● **Task prompt**: Copy all lines in which the word "phải" can be found.

● **Data rows**:
## start
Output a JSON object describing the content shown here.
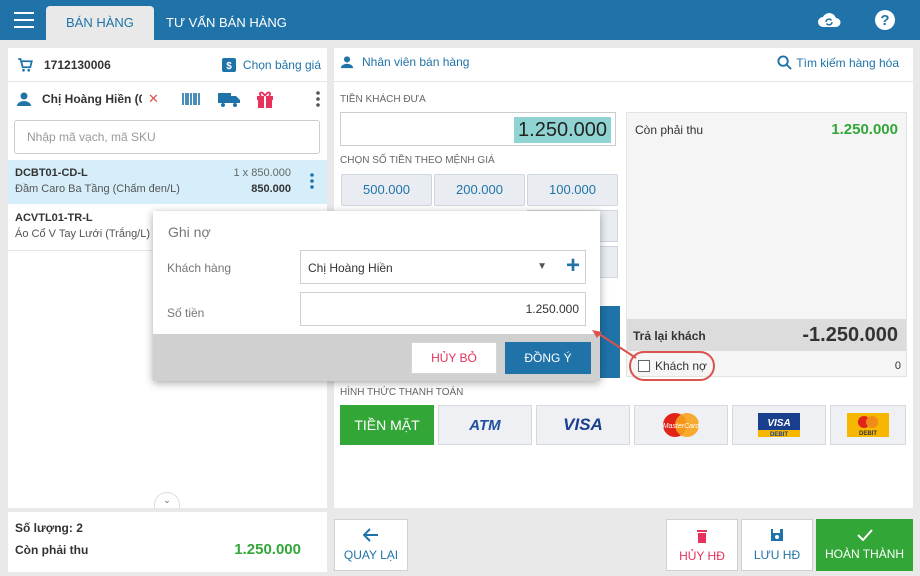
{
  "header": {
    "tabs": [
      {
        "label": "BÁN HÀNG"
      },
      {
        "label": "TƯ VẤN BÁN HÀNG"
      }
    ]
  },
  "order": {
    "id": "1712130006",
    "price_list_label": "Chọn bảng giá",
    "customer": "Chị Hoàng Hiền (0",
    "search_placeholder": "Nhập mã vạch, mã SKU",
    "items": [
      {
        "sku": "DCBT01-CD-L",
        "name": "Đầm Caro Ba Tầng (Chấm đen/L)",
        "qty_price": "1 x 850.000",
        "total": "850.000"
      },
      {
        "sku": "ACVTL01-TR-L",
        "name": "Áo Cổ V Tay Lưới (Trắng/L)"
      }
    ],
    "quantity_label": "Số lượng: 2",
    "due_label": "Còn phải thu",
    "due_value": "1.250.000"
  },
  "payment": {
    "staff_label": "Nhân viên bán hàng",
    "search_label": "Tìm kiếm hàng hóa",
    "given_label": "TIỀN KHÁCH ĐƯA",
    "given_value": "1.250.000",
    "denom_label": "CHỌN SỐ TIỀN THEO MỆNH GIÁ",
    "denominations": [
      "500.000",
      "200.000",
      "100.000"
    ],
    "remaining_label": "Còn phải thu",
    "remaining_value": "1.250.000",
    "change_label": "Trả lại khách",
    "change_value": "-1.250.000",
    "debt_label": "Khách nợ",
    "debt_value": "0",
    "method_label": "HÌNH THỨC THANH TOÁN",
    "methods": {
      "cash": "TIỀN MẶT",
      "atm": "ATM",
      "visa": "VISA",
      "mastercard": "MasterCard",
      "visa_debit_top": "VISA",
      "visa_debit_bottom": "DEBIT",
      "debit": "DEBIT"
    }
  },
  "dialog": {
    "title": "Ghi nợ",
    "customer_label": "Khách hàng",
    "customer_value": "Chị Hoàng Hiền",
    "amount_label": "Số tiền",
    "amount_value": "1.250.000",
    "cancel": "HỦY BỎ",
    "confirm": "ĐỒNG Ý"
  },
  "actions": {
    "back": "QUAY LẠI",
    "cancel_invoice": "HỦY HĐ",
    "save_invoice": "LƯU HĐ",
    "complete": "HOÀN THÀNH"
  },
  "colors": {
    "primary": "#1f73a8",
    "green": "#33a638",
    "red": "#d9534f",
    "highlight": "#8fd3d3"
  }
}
## end
## start
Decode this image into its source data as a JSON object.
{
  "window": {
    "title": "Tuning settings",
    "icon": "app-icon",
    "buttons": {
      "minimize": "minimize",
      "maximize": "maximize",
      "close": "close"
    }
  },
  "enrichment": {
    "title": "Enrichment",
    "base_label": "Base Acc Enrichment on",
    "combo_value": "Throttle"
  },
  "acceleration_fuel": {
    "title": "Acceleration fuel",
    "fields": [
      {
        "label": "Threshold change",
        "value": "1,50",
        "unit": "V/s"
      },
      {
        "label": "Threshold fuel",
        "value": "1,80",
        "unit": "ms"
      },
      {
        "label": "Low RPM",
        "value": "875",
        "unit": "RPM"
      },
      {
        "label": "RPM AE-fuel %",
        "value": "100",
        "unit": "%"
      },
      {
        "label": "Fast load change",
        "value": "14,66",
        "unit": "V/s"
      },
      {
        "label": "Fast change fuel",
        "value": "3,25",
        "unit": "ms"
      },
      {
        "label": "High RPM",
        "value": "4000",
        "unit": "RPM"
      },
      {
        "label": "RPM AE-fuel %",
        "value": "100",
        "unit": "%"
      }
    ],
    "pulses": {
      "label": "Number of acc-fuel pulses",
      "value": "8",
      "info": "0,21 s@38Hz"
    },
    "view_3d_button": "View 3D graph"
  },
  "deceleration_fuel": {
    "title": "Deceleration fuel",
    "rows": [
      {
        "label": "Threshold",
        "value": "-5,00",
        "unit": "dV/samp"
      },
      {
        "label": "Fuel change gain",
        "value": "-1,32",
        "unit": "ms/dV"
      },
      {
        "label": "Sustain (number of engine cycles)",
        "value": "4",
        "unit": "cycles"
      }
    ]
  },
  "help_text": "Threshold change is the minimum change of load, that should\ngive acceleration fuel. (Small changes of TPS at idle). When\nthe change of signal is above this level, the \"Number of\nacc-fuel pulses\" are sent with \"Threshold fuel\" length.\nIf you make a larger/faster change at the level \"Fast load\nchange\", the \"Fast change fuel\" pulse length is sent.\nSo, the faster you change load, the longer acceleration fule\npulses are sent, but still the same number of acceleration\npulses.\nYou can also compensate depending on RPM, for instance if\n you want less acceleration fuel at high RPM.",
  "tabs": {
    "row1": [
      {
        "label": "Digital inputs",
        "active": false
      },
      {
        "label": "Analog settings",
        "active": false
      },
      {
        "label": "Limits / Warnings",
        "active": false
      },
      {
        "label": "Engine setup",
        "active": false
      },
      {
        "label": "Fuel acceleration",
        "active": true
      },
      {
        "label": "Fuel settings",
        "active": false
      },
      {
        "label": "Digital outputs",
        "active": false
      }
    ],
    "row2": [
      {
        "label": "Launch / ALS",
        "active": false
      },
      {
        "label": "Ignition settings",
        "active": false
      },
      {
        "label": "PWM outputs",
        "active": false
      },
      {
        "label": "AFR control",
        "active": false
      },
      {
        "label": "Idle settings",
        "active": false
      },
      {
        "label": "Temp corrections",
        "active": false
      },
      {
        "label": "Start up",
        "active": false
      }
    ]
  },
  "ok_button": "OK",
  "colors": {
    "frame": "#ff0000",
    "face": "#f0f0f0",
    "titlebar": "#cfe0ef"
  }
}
## end
● **Response below**:
    "due_label": "Còn phải thu",
    "remaining_label": "Còn phải thu",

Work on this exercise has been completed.